■ EXTRACTED RECORDS ■

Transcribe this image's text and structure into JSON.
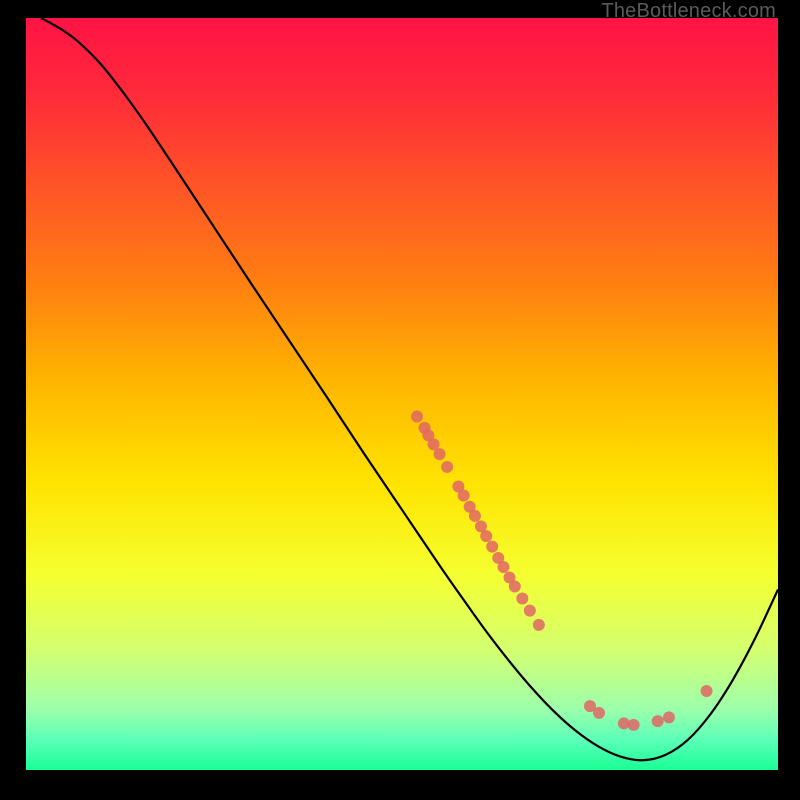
{
  "watermark": "TheBottleneck.com",
  "chart_data": {
    "type": "line",
    "title": "",
    "xlabel": "",
    "ylabel": "",
    "xlim": [
      0,
      100
    ],
    "ylim": [
      0,
      100
    ],
    "gradient_stops": [
      {
        "offset": 0.0,
        "color": "#ff1345"
      },
      {
        "offset": 0.1,
        "color": "#ff2a3a"
      },
      {
        "offset": 0.22,
        "color": "#ff5327"
      },
      {
        "offset": 0.35,
        "color": "#ff7e12"
      },
      {
        "offset": 0.48,
        "color": "#ffb400"
      },
      {
        "offset": 0.62,
        "color": "#ffe400"
      },
      {
        "offset": 0.74,
        "color": "#f5ff30"
      },
      {
        "offset": 0.84,
        "color": "#d4ff70"
      },
      {
        "offset": 0.92,
        "color": "#9cffac"
      },
      {
        "offset": 0.96,
        "color": "#5bffb8"
      },
      {
        "offset": 1.0,
        "color": "#1aff95"
      }
    ],
    "curve": [
      {
        "x": 2.0,
        "y": 100.0
      },
      {
        "x": 3.5,
        "y": 99.2
      },
      {
        "x": 5.0,
        "y": 98.3
      },
      {
        "x": 7.0,
        "y": 96.8
      },
      {
        "x": 10.0,
        "y": 93.8
      },
      {
        "x": 13.0,
        "y": 90.0
      },
      {
        "x": 16.0,
        "y": 85.8
      },
      {
        "x": 20.0,
        "y": 79.8
      },
      {
        "x": 25.0,
        "y": 72.2
      },
      {
        "x": 30.0,
        "y": 64.6
      },
      {
        "x": 35.0,
        "y": 57.1
      },
      {
        "x": 40.0,
        "y": 49.6
      },
      {
        "x": 45.0,
        "y": 42.0
      },
      {
        "x": 50.0,
        "y": 34.6
      },
      {
        "x": 55.0,
        "y": 27.2
      },
      {
        "x": 58.0,
        "y": 22.9
      },
      {
        "x": 61.0,
        "y": 18.7
      },
      {
        "x": 64.0,
        "y": 14.8
      },
      {
        "x": 67.0,
        "y": 11.2
      },
      {
        "x": 70.0,
        "y": 8.0
      },
      {
        "x": 73.0,
        "y": 5.3
      },
      {
        "x": 76.0,
        "y": 3.2
      },
      {
        "x": 79.0,
        "y": 1.8
      },
      {
        "x": 82.0,
        "y": 1.3
      },
      {
        "x": 85.0,
        "y": 2.0
      },
      {
        "x": 88.0,
        "y": 4.0
      },
      {
        "x": 91.0,
        "y": 7.4
      },
      {
        "x": 94.0,
        "y": 12.0
      },
      {
        "x": 97.0,
        "y": 17.6
      },
      {
        "x": 100.0,
        "y": 24.0
      }
    ],
    "scatter": [
      {
        "x": 52.0,
        "y": 47.0
      },
      {
        "x": 53.0,
        "y": 45.5
      },
      {
        "x": 53.5,
        "y": 44.5
      },
      {
        "x": 54.2,
        "y": 43.3
      },
      {
        "x": 55.0,
        "y": 42.0
      },
      {
        "x": 56.0,
        "y": 40.3
      },
      {
        "x": 57.5,
        "y": 37.7
      },
      {
        "x": 58.2,
        "y": 36.5
      },
      {
        "x": 59.0,
        "y": 35.0
      },
      {
        "x": 59.7,
        "y": 33.8
      },
      {
        "x": 60.5,
        "y": 32.4
      },
      {
        "x": 61.2,
        "y": 31.1
      },
      {
        "x": 62.0,
        "y": 29.7
      },
      {
        "x": 62.8,
        "y": 28.2
      },
      {
        "x": 63.5,
        "y": 27.0
      },
      {
        "x": 64.3,
        "y": 25.6
      },
      {
        "x": 65.0,
        "y": 24.4
      },
      {
        "x": 66.0,
        "y": 22.8
      },
      {
        "x": 67.0,
        "y": 21.2
      },
      {
        "x": 68.2,
        "y": 19.3
      },
      {
        "x": 75.0,
        "y": 8.5
      },
      {
        "x": 76.2,
        "y": 7.6
      },
      {
        "x": 79.5,
        "y": 6.2
      },
      {
        "x": 80.8,
        "y": 6.0
      },
      {
        "x": 84.0,
        "y": 6.5
      },
      {
        "x": 85.5,
        "y": 7.0
      },
      {
        "x": 90.5,
        "y": 10.5
      }
    ],
    "scatter_color": "#e06666",
    "scatter_radius": 6
  }
}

■ DIRECTIONS FOR THIS TASK ■
Working from the entries above, return all lines that contain "offset".

■ COMPLETE ANSWER ■
        "offset": 0.0,
        "offset": 0.1,
        "offset": 0.22,
        "offset": 0.35,
        "offset": 0.48,
        "offset": 0.62,
        "offset": 0.74,
        "offset": 0.84,
        "offset": 0.92,
        "offset": 0.96,
        "offset": 1.0,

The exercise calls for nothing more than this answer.